Task details>
Copy each line holding the string "Waterfall".

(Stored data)

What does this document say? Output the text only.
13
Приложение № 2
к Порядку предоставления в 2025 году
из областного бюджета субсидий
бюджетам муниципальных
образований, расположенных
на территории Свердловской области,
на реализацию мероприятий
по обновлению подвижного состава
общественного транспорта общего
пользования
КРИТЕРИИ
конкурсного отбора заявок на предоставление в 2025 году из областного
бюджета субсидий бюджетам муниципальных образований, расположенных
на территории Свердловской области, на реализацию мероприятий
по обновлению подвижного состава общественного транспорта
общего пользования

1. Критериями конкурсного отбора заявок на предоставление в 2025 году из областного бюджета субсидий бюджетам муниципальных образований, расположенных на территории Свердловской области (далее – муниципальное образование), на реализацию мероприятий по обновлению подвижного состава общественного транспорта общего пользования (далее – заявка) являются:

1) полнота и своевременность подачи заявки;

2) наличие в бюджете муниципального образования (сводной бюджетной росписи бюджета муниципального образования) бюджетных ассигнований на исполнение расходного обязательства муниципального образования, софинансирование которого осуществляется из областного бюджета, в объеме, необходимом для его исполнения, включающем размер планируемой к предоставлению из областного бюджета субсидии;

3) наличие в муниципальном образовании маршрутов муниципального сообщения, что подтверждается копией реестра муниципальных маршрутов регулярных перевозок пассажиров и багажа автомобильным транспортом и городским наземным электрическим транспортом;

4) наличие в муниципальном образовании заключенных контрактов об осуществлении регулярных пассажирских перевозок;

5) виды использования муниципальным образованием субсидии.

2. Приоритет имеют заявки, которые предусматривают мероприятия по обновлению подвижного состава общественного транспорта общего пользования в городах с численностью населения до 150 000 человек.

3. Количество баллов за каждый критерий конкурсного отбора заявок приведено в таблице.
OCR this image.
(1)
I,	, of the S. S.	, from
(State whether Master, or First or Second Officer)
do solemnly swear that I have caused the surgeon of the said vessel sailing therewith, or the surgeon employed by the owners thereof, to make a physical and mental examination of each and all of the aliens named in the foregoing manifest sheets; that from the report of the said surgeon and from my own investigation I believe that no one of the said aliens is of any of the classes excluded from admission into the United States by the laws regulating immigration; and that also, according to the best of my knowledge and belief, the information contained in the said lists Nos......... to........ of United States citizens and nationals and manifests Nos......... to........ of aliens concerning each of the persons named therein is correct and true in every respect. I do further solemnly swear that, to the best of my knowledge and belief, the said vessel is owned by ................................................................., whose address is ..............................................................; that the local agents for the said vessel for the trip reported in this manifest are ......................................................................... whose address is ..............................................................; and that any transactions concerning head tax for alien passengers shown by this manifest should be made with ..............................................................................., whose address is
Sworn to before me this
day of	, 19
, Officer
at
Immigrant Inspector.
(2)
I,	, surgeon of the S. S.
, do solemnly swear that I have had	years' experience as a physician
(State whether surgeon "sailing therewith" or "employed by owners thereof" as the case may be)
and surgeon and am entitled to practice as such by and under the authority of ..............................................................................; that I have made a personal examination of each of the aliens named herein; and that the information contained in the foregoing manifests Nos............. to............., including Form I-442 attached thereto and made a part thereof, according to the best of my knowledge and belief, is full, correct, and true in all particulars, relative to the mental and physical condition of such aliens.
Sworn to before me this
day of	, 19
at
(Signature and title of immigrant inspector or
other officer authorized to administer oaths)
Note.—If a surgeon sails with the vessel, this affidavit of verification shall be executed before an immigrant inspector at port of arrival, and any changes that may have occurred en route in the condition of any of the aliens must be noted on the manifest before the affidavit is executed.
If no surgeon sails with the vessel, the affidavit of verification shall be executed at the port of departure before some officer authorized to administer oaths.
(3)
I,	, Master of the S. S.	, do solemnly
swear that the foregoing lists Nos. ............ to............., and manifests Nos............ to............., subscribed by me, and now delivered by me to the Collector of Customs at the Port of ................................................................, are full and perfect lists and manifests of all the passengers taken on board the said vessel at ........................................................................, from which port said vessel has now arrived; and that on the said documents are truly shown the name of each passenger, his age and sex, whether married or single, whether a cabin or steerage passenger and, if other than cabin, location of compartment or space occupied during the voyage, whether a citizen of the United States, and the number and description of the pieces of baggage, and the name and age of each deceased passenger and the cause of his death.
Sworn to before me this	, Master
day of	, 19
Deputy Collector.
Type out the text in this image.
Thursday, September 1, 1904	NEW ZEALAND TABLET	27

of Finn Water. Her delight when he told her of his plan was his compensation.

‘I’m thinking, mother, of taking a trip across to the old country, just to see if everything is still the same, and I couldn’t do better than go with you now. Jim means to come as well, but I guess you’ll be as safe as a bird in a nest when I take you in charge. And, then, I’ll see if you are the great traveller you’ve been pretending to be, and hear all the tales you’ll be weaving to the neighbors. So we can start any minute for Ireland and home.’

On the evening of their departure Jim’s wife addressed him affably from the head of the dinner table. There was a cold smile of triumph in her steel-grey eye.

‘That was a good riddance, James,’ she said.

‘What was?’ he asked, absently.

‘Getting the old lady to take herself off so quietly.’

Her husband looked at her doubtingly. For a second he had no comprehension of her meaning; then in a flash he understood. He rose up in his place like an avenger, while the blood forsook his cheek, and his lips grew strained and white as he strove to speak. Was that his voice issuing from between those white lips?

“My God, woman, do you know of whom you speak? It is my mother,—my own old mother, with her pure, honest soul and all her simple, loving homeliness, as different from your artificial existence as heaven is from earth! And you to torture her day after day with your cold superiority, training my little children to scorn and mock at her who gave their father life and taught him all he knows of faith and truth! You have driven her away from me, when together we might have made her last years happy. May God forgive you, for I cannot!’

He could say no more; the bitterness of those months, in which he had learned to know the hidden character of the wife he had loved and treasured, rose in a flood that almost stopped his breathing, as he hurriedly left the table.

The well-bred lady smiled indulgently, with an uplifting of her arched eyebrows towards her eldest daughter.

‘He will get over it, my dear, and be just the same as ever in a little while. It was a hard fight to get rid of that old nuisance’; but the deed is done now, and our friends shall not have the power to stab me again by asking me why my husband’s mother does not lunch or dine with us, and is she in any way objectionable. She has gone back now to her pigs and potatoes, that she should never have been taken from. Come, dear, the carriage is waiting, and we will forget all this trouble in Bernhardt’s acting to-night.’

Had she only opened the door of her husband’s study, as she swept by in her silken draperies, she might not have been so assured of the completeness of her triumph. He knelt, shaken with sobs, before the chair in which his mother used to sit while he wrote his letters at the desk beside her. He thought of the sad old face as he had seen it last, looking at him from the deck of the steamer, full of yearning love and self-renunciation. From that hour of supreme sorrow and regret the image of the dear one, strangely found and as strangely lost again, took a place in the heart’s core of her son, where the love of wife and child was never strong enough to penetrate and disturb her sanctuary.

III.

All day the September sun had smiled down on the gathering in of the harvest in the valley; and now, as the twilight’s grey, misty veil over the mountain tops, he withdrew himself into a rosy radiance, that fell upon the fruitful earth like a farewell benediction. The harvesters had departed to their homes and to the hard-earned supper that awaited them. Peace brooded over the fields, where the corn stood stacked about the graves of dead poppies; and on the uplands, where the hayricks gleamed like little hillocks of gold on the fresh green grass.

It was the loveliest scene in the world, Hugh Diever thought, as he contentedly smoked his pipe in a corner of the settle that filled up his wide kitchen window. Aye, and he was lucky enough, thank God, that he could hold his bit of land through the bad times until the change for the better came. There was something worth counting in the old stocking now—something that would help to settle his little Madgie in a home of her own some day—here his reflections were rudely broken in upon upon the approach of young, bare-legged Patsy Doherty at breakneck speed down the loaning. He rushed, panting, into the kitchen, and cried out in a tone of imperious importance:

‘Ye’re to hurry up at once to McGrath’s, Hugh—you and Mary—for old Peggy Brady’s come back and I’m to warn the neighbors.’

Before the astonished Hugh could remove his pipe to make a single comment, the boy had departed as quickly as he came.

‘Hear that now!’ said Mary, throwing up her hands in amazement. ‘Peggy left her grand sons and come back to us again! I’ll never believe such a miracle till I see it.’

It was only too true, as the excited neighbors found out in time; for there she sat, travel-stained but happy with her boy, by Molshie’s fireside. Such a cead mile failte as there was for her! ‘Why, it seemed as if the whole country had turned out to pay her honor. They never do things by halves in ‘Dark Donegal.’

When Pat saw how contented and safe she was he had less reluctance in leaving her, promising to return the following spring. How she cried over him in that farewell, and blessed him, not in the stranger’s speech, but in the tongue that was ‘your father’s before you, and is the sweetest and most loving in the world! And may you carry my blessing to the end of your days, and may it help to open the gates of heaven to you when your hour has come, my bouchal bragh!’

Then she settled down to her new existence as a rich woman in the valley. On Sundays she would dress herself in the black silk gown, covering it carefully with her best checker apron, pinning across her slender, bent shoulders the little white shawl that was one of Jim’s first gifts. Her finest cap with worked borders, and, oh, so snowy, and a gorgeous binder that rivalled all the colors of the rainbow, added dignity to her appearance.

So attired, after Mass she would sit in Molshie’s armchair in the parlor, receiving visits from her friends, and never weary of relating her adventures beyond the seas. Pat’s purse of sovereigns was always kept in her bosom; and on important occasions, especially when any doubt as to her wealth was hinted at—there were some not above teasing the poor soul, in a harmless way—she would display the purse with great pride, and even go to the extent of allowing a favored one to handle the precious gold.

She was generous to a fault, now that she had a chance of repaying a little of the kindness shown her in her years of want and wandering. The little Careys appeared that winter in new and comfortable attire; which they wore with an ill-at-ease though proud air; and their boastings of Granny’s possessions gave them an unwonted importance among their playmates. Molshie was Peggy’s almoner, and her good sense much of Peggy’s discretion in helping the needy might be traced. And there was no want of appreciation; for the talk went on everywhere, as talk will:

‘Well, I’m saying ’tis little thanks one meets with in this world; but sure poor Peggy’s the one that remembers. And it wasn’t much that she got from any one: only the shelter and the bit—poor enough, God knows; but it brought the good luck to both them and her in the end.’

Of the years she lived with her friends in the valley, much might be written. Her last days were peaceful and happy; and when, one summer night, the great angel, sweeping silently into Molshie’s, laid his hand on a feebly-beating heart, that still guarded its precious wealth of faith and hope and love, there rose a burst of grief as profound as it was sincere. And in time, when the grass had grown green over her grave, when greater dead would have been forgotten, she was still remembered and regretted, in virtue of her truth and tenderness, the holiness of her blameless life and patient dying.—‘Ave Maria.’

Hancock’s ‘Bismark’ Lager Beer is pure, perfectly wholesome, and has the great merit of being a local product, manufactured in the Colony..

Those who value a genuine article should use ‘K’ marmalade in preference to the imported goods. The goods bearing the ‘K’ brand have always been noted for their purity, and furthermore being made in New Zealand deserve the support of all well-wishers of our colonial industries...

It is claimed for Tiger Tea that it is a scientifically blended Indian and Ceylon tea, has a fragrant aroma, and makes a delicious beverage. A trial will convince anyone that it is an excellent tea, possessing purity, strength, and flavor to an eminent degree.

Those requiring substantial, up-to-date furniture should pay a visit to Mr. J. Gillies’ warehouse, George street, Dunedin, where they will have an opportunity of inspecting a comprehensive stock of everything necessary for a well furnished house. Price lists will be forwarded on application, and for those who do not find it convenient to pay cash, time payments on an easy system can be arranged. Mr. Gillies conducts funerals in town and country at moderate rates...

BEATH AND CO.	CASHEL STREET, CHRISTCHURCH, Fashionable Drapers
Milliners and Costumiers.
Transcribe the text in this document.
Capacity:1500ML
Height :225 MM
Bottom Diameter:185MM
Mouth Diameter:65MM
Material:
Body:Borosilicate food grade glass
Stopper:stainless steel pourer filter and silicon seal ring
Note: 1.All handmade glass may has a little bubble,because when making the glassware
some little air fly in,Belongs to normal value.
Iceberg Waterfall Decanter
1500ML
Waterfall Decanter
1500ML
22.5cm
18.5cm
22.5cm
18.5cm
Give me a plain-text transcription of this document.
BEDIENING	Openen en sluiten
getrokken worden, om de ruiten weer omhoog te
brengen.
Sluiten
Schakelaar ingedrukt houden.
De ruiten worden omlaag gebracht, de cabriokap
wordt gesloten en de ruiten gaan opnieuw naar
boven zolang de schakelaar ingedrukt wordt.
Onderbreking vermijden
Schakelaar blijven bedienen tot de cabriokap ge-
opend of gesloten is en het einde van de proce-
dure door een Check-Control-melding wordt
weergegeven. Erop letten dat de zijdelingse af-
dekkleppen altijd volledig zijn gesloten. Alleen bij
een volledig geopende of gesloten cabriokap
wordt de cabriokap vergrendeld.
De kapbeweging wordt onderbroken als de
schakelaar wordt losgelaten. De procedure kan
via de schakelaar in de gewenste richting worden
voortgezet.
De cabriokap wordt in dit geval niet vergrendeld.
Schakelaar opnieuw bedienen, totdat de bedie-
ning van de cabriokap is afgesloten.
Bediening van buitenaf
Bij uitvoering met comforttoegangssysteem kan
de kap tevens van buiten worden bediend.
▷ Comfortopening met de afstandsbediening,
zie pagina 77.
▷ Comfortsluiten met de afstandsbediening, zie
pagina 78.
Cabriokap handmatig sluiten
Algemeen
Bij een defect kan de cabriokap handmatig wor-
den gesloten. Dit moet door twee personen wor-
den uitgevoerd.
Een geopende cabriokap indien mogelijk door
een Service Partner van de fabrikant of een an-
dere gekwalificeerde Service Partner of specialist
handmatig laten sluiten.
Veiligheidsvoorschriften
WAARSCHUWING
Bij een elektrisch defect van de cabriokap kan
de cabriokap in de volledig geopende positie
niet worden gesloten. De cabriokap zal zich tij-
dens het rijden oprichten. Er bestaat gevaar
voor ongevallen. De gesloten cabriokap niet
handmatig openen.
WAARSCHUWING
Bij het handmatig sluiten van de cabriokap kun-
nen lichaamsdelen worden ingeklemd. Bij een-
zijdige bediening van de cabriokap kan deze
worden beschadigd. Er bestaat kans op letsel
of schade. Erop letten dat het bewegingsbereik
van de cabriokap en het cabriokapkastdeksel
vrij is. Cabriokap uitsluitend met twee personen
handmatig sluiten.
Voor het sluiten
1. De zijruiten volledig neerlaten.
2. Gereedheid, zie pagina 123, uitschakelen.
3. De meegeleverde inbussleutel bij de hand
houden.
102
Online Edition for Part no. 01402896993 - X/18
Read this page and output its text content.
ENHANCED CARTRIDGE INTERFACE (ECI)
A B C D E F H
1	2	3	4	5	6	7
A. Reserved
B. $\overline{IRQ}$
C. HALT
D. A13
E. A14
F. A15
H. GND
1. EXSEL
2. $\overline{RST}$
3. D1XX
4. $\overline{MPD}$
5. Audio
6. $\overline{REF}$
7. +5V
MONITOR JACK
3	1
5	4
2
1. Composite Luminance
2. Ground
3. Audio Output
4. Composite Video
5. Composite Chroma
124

Output for this exercise>
Iceberg Waterfall Decanter
Waterfall Decanter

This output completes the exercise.